**What the task requires:** Give every entry again, unchanged, and leave its images out.

[Stored items]
__________________________________________________

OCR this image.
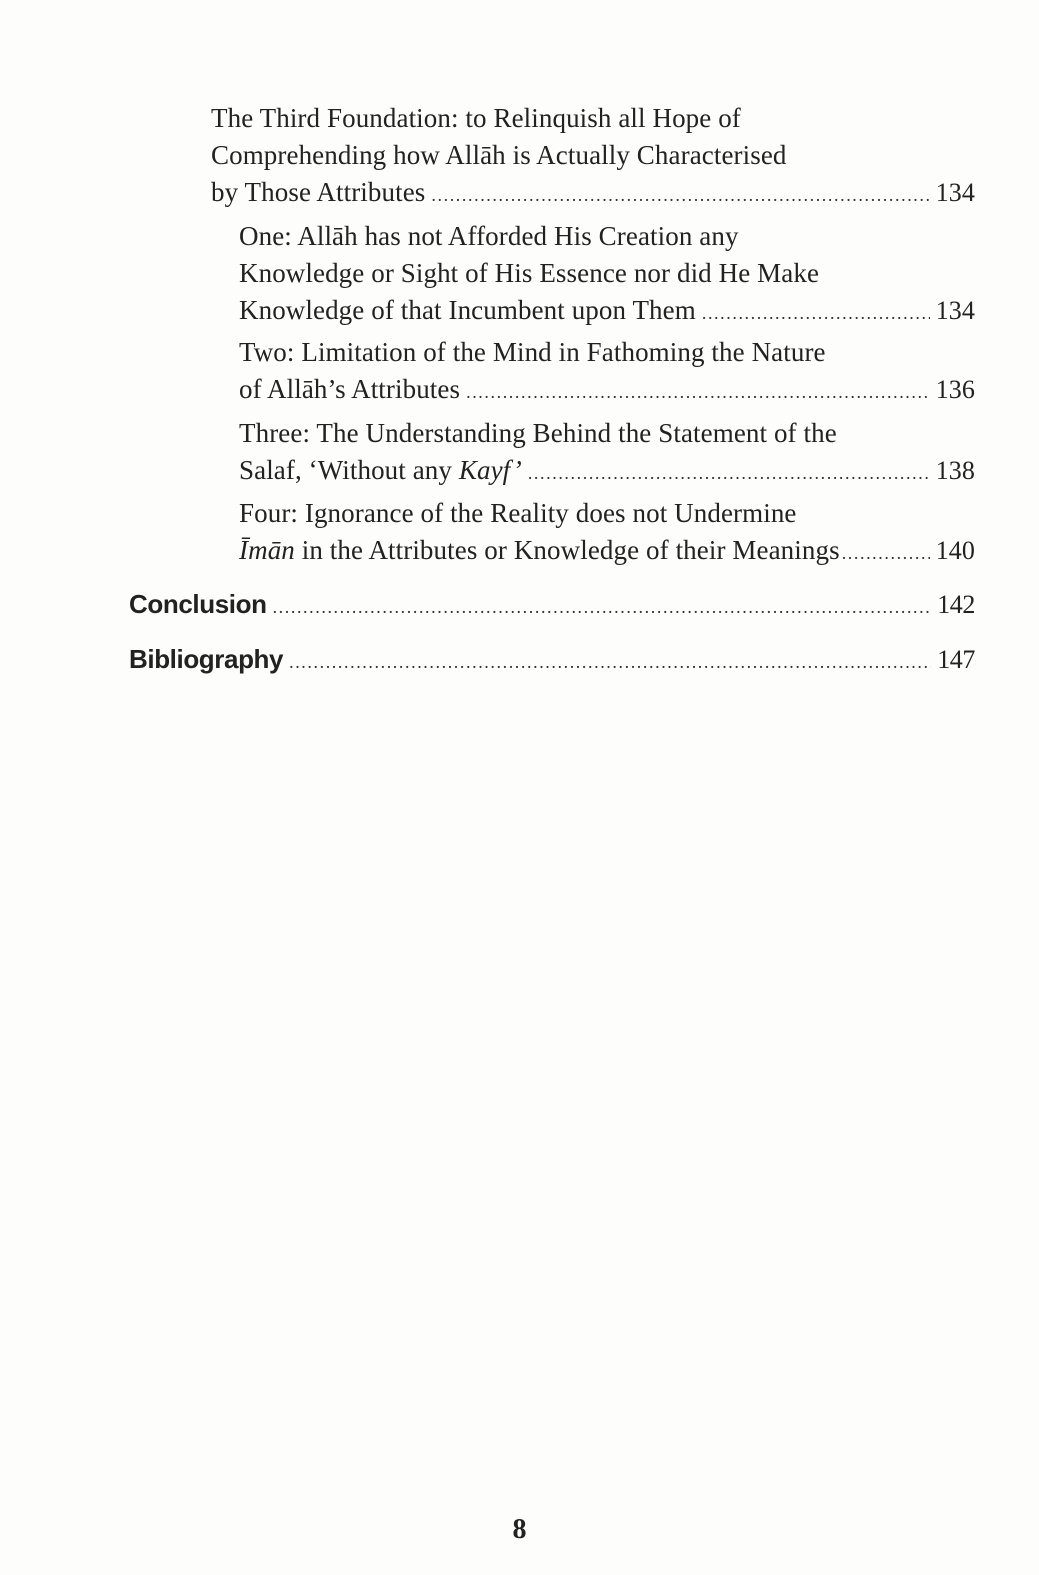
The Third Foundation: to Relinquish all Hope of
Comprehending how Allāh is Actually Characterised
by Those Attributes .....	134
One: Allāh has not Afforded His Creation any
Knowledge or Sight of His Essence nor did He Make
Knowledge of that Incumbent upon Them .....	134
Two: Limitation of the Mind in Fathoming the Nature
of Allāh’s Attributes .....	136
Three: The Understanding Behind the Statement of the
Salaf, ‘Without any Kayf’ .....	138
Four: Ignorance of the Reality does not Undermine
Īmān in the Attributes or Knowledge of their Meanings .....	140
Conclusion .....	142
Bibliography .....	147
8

__________________________________________________

**Written solution:**
OCR this image.
The Third Foundation: to Relinquish all Hope of
Comprehending how Allāh is Actually Characterised
by Those Attributes .....	134
One: Allāh has not Afforded His Creation any
Knowledge or Sight of His Essence nor did He Make
Knowledge of that Incumbent upon Them .....	134
Two: Limitation of the Mind in Fathoming the Nature
of Allāh’s Attributes .....	136
Three: The Understanding Behind the Statement of the
Salaf, ‘Without any Kayf’ .....	138
Four: Ignorance of the Reality does not Undermine
Īmān in the Attributes or Knowledge of their Meanings .....	140
Conclusion .....	142
Bibliography .....	147
8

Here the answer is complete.